■ Problem description: Find all lines in the records that include the word "Födelseöverskott", and copy them out.

-- start of Material to process --

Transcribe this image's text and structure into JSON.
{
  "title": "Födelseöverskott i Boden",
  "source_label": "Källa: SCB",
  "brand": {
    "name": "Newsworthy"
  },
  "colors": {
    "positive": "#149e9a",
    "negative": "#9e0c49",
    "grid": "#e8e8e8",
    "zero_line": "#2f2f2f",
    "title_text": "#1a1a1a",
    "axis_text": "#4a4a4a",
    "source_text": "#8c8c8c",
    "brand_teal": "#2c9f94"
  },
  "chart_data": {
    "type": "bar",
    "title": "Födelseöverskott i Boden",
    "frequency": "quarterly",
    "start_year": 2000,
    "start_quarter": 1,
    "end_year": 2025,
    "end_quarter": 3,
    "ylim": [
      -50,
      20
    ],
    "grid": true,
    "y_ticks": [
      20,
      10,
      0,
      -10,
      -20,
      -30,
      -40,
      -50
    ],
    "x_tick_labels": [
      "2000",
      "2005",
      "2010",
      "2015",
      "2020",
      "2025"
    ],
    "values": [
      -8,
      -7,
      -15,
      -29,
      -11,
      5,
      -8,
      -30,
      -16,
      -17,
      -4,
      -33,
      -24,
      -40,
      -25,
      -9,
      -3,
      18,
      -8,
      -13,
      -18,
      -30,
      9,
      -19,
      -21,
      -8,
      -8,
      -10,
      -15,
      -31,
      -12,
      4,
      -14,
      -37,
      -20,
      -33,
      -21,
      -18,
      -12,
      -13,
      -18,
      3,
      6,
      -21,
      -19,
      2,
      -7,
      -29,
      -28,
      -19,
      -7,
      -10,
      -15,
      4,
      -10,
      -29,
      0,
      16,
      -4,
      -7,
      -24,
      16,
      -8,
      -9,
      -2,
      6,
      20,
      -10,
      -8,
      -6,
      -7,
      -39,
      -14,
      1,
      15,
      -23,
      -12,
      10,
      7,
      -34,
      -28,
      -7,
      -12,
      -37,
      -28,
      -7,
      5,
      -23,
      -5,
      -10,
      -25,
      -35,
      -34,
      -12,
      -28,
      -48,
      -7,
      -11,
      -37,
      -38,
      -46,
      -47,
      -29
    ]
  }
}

-- end of Material to process --
-- start of Material to process --

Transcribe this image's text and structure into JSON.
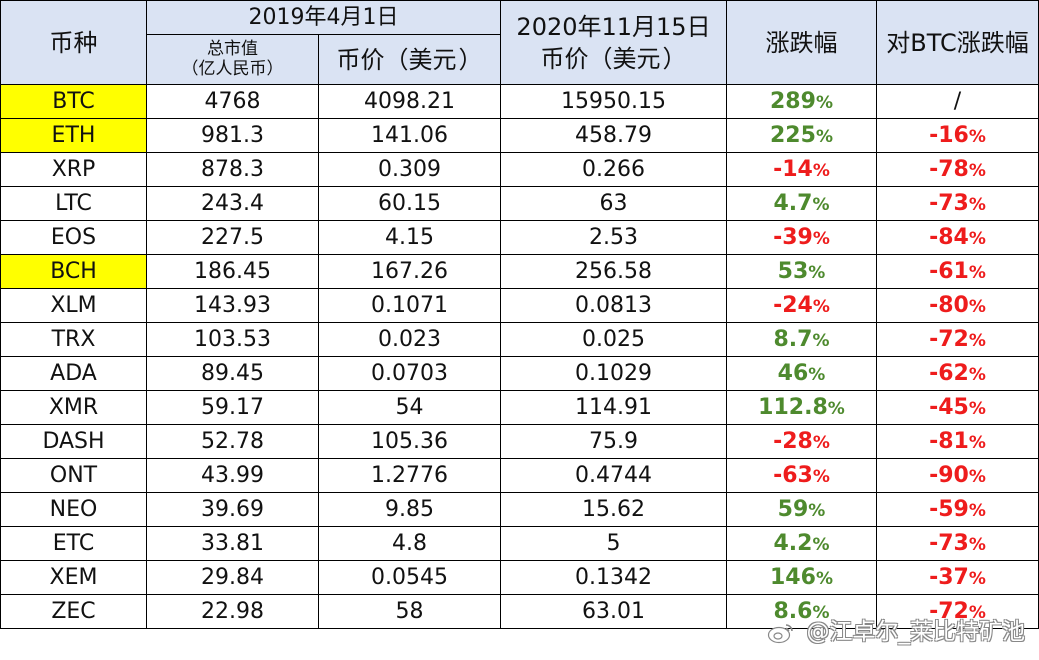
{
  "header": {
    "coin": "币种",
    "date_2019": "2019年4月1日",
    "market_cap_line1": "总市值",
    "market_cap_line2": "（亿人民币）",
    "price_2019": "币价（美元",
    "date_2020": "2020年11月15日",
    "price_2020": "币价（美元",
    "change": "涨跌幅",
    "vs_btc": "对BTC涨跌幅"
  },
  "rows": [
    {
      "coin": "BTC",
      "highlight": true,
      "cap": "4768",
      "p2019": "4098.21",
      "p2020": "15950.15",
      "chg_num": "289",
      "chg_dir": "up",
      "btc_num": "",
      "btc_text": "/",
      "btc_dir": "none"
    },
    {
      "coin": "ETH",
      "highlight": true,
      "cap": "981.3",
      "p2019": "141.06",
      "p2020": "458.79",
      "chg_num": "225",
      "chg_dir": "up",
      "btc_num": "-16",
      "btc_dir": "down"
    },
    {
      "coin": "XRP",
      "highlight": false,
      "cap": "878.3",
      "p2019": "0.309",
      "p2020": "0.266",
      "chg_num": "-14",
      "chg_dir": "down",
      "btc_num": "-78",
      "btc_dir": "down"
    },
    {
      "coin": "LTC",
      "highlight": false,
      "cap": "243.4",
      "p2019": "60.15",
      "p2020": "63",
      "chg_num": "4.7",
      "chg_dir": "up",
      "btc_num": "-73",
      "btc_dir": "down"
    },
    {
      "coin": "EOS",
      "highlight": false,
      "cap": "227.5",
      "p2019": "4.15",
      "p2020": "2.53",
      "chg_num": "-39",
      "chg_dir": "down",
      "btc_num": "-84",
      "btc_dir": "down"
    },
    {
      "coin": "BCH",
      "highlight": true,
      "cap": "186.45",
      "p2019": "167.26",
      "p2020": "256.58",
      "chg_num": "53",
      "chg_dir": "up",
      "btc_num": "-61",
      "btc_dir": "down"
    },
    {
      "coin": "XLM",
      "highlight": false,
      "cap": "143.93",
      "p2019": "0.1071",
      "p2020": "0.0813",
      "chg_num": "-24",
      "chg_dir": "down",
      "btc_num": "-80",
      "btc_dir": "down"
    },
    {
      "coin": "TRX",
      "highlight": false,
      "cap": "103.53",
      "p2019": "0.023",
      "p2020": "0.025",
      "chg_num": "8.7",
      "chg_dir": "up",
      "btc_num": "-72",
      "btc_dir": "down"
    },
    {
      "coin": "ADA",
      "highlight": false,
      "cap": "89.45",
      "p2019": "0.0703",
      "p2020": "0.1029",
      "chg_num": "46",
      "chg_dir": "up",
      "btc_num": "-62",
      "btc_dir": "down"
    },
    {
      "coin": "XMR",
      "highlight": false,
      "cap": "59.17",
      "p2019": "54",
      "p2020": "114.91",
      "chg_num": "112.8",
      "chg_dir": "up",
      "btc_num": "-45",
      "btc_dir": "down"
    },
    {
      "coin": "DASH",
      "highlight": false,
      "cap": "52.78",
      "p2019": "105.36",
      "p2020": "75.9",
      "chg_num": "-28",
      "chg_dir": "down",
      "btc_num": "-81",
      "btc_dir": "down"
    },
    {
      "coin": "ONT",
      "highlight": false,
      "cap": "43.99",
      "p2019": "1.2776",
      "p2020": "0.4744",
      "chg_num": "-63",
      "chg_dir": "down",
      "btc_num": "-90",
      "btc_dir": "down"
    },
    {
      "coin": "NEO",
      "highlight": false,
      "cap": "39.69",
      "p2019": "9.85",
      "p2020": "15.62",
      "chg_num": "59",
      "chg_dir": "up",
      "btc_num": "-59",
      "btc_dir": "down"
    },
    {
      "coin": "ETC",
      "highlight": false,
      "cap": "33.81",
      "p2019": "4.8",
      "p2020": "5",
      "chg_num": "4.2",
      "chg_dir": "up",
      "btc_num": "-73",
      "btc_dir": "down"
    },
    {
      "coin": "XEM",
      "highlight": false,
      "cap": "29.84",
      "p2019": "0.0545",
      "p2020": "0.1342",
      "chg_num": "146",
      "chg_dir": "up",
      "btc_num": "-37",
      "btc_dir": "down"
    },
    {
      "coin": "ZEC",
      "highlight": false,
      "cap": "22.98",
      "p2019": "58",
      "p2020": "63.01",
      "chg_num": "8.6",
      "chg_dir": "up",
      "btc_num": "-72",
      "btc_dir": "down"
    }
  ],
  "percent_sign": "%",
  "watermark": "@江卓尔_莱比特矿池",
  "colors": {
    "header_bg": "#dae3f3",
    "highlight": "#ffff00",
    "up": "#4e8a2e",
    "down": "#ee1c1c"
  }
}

-- end of Material to process --

■ Final result:
  "title": "Födelseöverskott i Boden",
    "title": "Födelseöverskott i Boden",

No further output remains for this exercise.